### Problem to work on
Spot every line with the word "icon" and return it.

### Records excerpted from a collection
::::::::::
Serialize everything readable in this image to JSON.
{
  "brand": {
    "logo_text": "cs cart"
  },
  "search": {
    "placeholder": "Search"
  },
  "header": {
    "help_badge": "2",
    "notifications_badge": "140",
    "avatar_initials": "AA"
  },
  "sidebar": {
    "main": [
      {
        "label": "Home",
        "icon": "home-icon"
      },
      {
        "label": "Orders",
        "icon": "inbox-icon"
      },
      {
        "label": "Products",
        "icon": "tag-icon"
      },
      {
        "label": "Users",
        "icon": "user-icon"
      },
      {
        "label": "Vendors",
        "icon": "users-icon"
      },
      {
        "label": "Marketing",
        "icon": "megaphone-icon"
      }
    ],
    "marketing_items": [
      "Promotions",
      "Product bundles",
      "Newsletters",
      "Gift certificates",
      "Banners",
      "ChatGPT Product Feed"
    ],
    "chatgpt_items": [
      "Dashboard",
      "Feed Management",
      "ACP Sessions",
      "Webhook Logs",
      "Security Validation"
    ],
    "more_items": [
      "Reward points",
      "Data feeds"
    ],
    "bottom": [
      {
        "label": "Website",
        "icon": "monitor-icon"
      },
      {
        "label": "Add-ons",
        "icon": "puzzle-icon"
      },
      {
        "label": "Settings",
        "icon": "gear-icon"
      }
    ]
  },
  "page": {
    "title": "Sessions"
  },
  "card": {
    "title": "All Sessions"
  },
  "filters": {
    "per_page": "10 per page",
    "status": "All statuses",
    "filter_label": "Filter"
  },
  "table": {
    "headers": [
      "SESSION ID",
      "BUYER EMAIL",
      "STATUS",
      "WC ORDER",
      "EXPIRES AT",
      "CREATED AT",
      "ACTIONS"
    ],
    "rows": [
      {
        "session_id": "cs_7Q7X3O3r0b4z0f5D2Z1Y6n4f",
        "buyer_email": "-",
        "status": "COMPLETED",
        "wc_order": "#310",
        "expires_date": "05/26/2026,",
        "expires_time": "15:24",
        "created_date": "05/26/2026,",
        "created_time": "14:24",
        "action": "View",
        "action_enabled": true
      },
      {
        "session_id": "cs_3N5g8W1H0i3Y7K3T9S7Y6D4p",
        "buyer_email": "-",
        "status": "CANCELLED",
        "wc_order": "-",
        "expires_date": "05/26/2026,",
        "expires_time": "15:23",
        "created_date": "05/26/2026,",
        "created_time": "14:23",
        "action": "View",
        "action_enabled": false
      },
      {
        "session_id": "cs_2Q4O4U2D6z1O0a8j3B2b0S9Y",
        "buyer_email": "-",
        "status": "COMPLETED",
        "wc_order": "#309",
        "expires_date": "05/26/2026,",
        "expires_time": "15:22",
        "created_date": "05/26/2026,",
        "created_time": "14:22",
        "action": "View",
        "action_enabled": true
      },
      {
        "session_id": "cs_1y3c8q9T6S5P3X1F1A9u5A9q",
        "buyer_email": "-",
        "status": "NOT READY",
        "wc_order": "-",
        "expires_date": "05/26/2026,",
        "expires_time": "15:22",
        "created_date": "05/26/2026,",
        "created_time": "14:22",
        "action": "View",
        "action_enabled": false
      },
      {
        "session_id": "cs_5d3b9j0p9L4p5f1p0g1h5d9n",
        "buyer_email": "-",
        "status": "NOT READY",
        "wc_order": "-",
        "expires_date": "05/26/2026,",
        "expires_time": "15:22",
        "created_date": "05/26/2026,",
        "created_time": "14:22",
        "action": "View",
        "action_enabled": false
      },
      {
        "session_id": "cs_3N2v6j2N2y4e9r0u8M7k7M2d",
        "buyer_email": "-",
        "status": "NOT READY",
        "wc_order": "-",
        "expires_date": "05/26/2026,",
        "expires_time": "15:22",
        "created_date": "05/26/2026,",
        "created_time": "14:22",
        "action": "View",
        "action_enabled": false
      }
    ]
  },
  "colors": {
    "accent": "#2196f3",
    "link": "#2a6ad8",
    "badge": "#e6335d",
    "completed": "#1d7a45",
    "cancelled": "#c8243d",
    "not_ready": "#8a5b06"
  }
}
::::::::::
### Exercise solution
        "icon": "home-icon"
        "icon": "inbox-icon"
        "icon": "tag-icon"
        "icon": "user-icon"
        "icon": "users-icon"
        "icon": "megaphone-icon"
        "icon": "monitor-icon"
        "icon": "puzzle-icon"
        "icon": "gear-icon"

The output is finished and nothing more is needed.